EXERCISE DESCRIPTION:
Only the number is wanted: how many lines contain the word "image"?

>> begin SUPPLIED MATERIAL

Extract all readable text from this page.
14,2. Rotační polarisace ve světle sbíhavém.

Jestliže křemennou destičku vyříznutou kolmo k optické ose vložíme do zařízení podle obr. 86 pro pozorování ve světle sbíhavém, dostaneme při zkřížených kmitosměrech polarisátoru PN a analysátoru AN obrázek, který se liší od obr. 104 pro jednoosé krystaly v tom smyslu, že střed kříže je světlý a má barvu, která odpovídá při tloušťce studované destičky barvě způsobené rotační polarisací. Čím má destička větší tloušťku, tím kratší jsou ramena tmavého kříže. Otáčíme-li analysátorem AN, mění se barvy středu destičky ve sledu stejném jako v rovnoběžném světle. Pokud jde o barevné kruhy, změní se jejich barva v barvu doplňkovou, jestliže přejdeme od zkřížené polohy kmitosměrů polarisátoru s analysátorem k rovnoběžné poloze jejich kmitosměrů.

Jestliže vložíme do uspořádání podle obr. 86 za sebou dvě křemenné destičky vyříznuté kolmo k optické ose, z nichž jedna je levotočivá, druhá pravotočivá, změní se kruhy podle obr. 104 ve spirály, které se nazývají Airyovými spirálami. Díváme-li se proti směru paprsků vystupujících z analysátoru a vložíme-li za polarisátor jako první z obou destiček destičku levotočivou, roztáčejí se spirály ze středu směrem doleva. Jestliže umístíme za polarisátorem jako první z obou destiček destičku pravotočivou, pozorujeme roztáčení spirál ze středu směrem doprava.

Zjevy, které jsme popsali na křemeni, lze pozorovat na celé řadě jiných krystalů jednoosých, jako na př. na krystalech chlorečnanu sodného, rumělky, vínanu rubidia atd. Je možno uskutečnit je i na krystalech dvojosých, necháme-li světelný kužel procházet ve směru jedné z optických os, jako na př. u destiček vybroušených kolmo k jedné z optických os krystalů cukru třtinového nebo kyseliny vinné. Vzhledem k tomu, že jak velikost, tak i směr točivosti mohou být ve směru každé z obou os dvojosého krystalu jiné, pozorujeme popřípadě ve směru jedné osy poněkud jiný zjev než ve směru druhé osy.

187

>> end SUPPLIED MATERIAL
>> begin SUPPLIED MATERIAL

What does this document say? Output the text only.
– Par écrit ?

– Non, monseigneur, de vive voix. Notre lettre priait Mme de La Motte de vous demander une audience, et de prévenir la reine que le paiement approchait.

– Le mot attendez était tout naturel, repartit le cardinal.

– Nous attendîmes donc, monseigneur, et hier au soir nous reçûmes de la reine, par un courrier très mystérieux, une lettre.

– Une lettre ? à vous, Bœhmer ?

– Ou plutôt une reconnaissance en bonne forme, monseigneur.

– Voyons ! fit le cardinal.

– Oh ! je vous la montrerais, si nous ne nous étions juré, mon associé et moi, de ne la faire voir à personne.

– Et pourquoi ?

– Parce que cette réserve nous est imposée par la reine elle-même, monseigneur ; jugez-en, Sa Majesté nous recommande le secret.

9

>> end SUPPLIED MATERIAL
>> begin SUPPLIED MATERIAL

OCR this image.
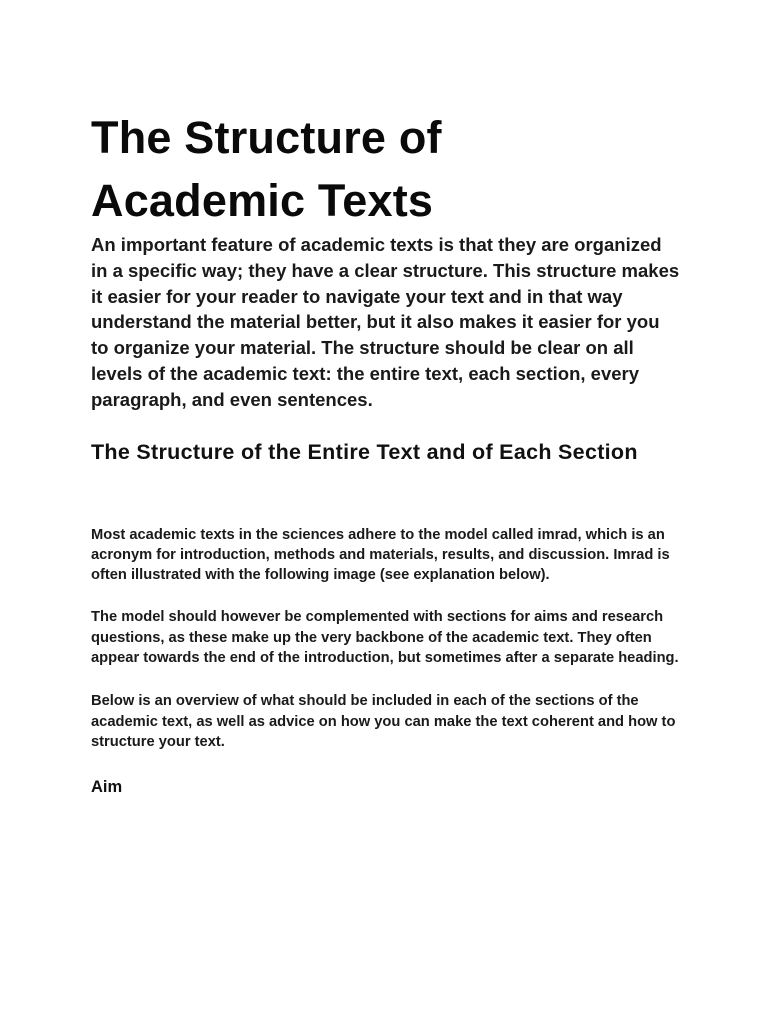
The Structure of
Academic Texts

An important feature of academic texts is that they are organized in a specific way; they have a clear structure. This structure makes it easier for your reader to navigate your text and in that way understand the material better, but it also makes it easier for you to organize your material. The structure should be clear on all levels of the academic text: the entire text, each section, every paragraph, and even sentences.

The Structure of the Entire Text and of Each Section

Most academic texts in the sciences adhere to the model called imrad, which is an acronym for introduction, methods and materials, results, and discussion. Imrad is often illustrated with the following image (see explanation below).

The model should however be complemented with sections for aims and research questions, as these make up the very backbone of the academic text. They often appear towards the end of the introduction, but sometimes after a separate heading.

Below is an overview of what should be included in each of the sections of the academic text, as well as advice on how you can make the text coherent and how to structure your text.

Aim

>> end SUPPLIED MATERIAL

THE ANSWER:
2